● **OBJECTIVE**
Copy out the records verbatim, beginning with the line that contains "620, 582, 641]" and continuing through the line that contains "30, 604, 80]", with both of those lines included.

Annotated element records:
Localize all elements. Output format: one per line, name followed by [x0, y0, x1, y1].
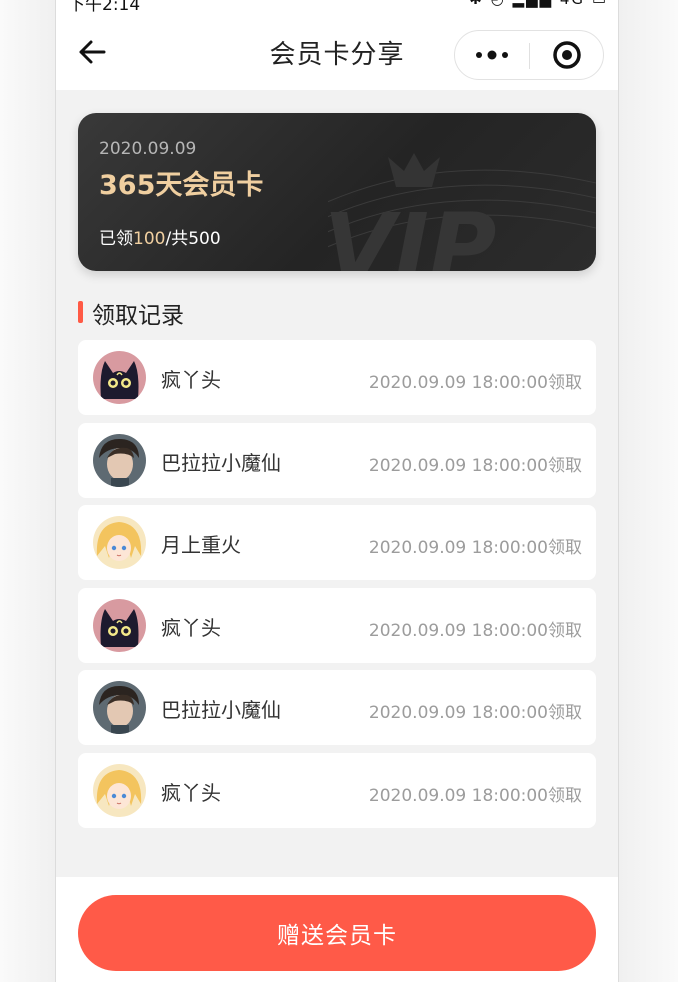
record-claim-time: 2020.09.09 18:00:00领取	[368, 620, 582, 641]
section-accent-bar	[78, 301, 83, 323]
status-time: 下午2:14	[68, 0, 141, 15]
total-count: 500	[188, 229, 221, 249]
record-item: 疯丫头 2020.09.09 18:00:00领取	[78, 340, 596, 415]
record-claim-time: 2020.09.09 18:00:00领取	[368, 703, 582, 723]
user-avatar	[93, 598, 146, 652]
records-section-title: 领取记录	[92, 303, 184, 329]
anime-blonde-avatar-icon	[93, 763, 146, 817]
membership-card: VIP 2020.09.09 365天会员卡 已领100/共500	[78, 113, 596, 271]
signal-icon: ▂▄▆	[512, 0, 553, 8]
card-name: 365天会员卡	[99, 170, 264, 201]
mini-program-capsule	[454, 30, 604, 80]
vip-crown-watermark: VIP	[328, 153, 596, 271]
vip-watermark-text: VIP	[328, 194, 496, 271]
user-avatar	[93, 351, 146, 404]
status-icons: ✱ ◴ ▂▄▆ 4G ▭	[469, 0, 608, 8]
phone-screen: 下午2:14 ✱ ◴ ▂▄▆ 4G ▭ 会员卡分享	[56, 0, 618, 982]
boy-portrait-avatar-icon	[93, 433, 146, 487]
record-item: 疯丫头 2020.09.09 18:00:00领取	[78, 587, 596, 663]
record-user-name: 巴拉拉小魔仙	[161, 698, 281, 722]
user-avatar	[93, 433, 146, 487]
record-claim-time: 2020.09.09 18:00:00领取	[368, 785, 582, 806]
record-item: 疯丫头 2020.09.09 18:00:00领取	[78, 752, 596, 828]
more-dots-icon	[476, 50, 508, 60]
bottom-bar: 赠送会员卡	[56, 877, 618, 982]
anime-blonde-avatar-icon	[93, 516, 146, 569]
more-menu-button[interactable]	[455, 31, 529, 79]
network-label: 4G	[560, 0, 585, 8]
record-claim-time: 2020.09.09 18:00:00领取	[368, 538, 582, 558]
black-cat-avatar-icon	[93, 351, 146, 404]
record-item: 月上重火 2020.09.09 18:00:00领取	[78, 505, 596, 580]
record-claim-time: 2020.09.09 18:00:00领取	[368, 455, 582, 476]
right-margin	[618, 0, 678, 982]
record-user-name: 疯丫头	[161, 368, 221, 392]
record-item: 巴拉拉小魔仙 2020.09.09 18:00:00领取	[78, 422, 596, 498]
record-user-name: 月上重火	[161, 533, 241, 557]
close-mini-program-button[interactable]	[530, 31, 604, 79]
target-circle-icon	[553, 41, 581, 69]
record-user-name: 疯丫头	[161, 615, 221, 640]
boy-portrait-avatar-icon	[93, 681, 146, 734]
record-user-name: 巴拉拉小魔仙	[161, 450, 281, 475]
status-bar: 下午2:14 ✱ ◴ ▂▄▆ 4G ▭	[56, 0, 618, 15]
battery-icon: ▭	[592, 0, 608, 8]
bluetooth-icon: ✱	[469, 0, 484, 8]
black-cat-avatar-icon	[93, 598, 146, 652]
record-item: 巴拉拉小魔仙 2020.09.09 18:00:00领取	[78, 670, 596, 745]
user-avatar	[93, 681, 146, 734]
nav-bar: 会员卡分享	[56, 14, 618, 90]
gift-card-button[interactable]: 赠送会员卡	[78, 895, 596, 971]
card-claim-stats: 已领100/共500	[99, 224, 221, 249]
claimed-count: 100	[133, 229, 166, 249]
record-claim-time: 2020.09.09 18:00:00领取	[368, 373, 582, 393]
user-avatar	[93, 763, 146, 817]
total-prefix: /共	[165, 229, 189, 249]
left-margin	[0, 0, 56, 982]
claimed-prefix: 已领	[99, 229, 133, 249]
alarm-icon: ◴	[491, 0, 506, 8]
record-user-name: 疯丫头	[161, 780, 221, 805]
card-date: 2020.09.09	[99, 139, 197, 159]
user-avatar	[93, 516, 146, 569]
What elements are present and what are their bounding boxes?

● **ANSWER**
record-claim-time: 2020.09.09 18:00:00领取	[368, 620, 582, 641]
section-accent-bar	[78, 301, 83, 323]
status-time: 下午2:14	[68, 0, 141, 15]
total-count: 500	[188, 229, 221, 249]
record-item: 疯丫头 2020.09.09 18:00:00领取	[78, 340, 596, 415]
record-claim-time: 2020.09.09 18:00:00领取	[368, 703, 582, 723]
user-avatar	[93, 598, 146, 652]
records-section-title: 领取记录	[92, 303, 184, 329]
anime-blonde-avatar-icon	[93, 763, 146, 817]
membership-card: VIP 2020.09.09 365天会员卡 已领100/共500	[78, 113, 596, 271]
signal-icon: ▂▄▆	[512, 0, 553, 8]
card-name: 365天会员卡	[99, 170, 264, 201]
mini-program-capsule	[454, 30, 604, 80]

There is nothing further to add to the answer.